International cooperation

Take agencies by their word

An international think tank believes that aid effectiveness would improve if recipients had a better understanding of how aid agencies tick. It published a guide for recipients. More must happen.

The job of the Institute for Integrated Transitions (IFIT) is to help countries move on from war or authoritarian rule to democracy. It has recently published a booklet with the title “Navigating international aid in transitions”. Overviews are available in English, Spanish, French and Arabic. IFIT is based in Barcelona and supported by the UNDP, various governments (including Germany’s) and private foundations.

The booklet argues that aid recipients are overwhelmed by the multitude of agencies that offer support after a civil war or after an authoritarian regime has ended. To make the most of aid, the recipients need to know who they are dealing with and what to expect of partners. Accordingly, the authors spell out how bilateral organisations differ from multilateral ones and how profit-making agencies differ from non-profits. It admits that the distinctions are not always clear cut, for instance, when a government agency is registered as a private-sector company which is owned by the state. The booklet also provides a short overview of what tools aid agencies use – from budget support to staff training.

* [MATERIAL PROVIDED]

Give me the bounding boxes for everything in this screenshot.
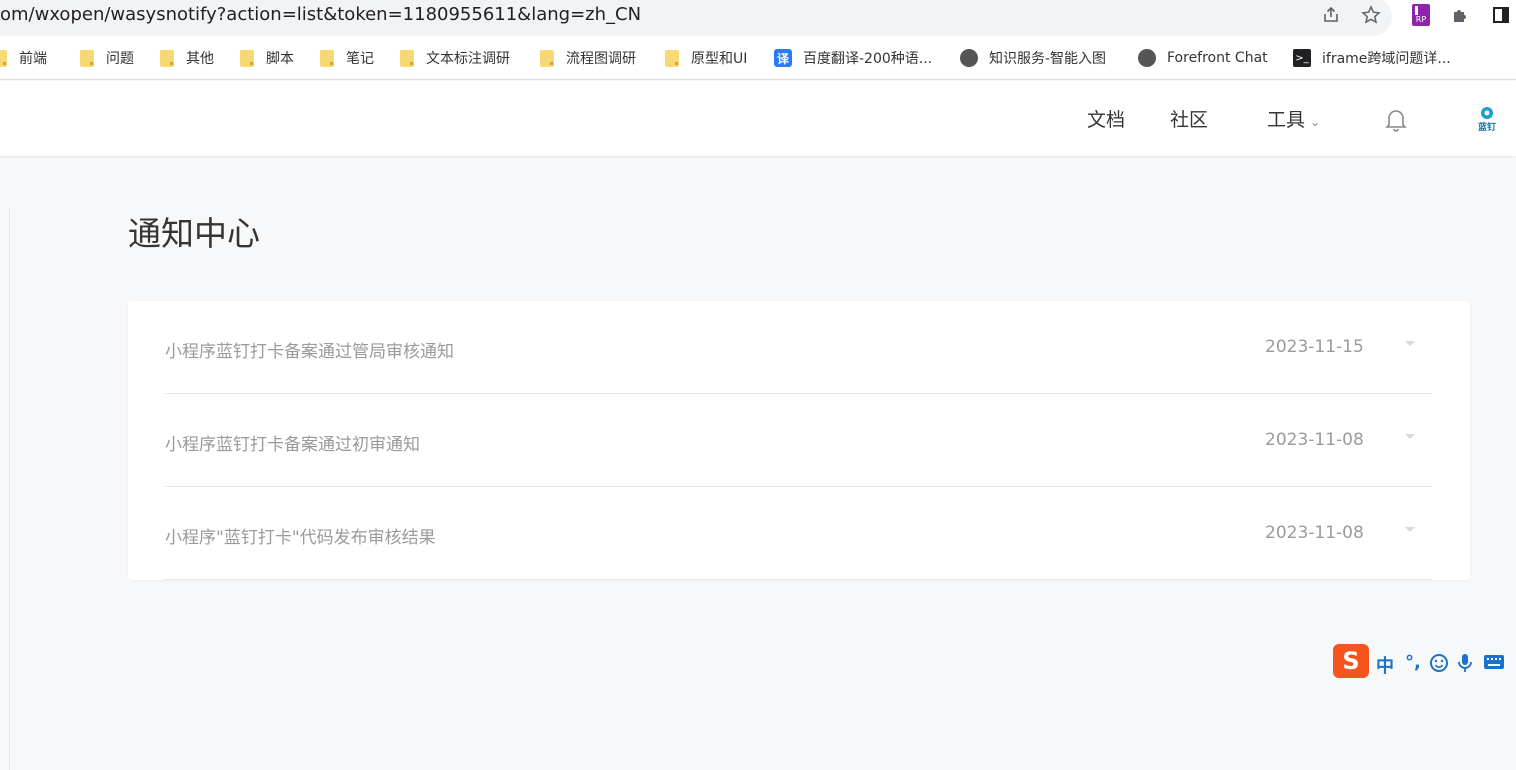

* [SET PROBLEM] Reproduce the full article on aid agencies and countries in transition, word for word.

* [ANSWER FOR THE TASK]
International cooperation

Take agencies by their word

An international think tank believes that aid effectiveness would improve if recipients had a better understanding of how aid agencies tick. It published a guide for recipients. More must happen.

The job of the Institute for Integrated Transitions (IFIT) is to help countries move on from war or authoritarian rule to democracy. It has recently published a booklet with the title “Navigating international aid in transitions”. Overviews are available in English, Spanish, French and Arabic. IFIT is based in Barcelona and supported by the UNDP, various governments (including Germany’s) and private foundations.

The booklet argues that aid recipients are overwhelmed by the multitude of agencies that offer support after a civil war or after an authoritarian regime has ended. To make the most of aid, the recipients need to know who they are dealing with and what to expect of partners. Accordingly, the authors spell out how bilateral organisations differ from multilateral ones and how profit-making agencies differ from non-profits. It admits that the distinctions are not always clear cut, for instance, when a government agency is registered as a private-sector company which is owned by the state. The booklet also provides a short overview of what tools aid agencies use – from budget support to staff training.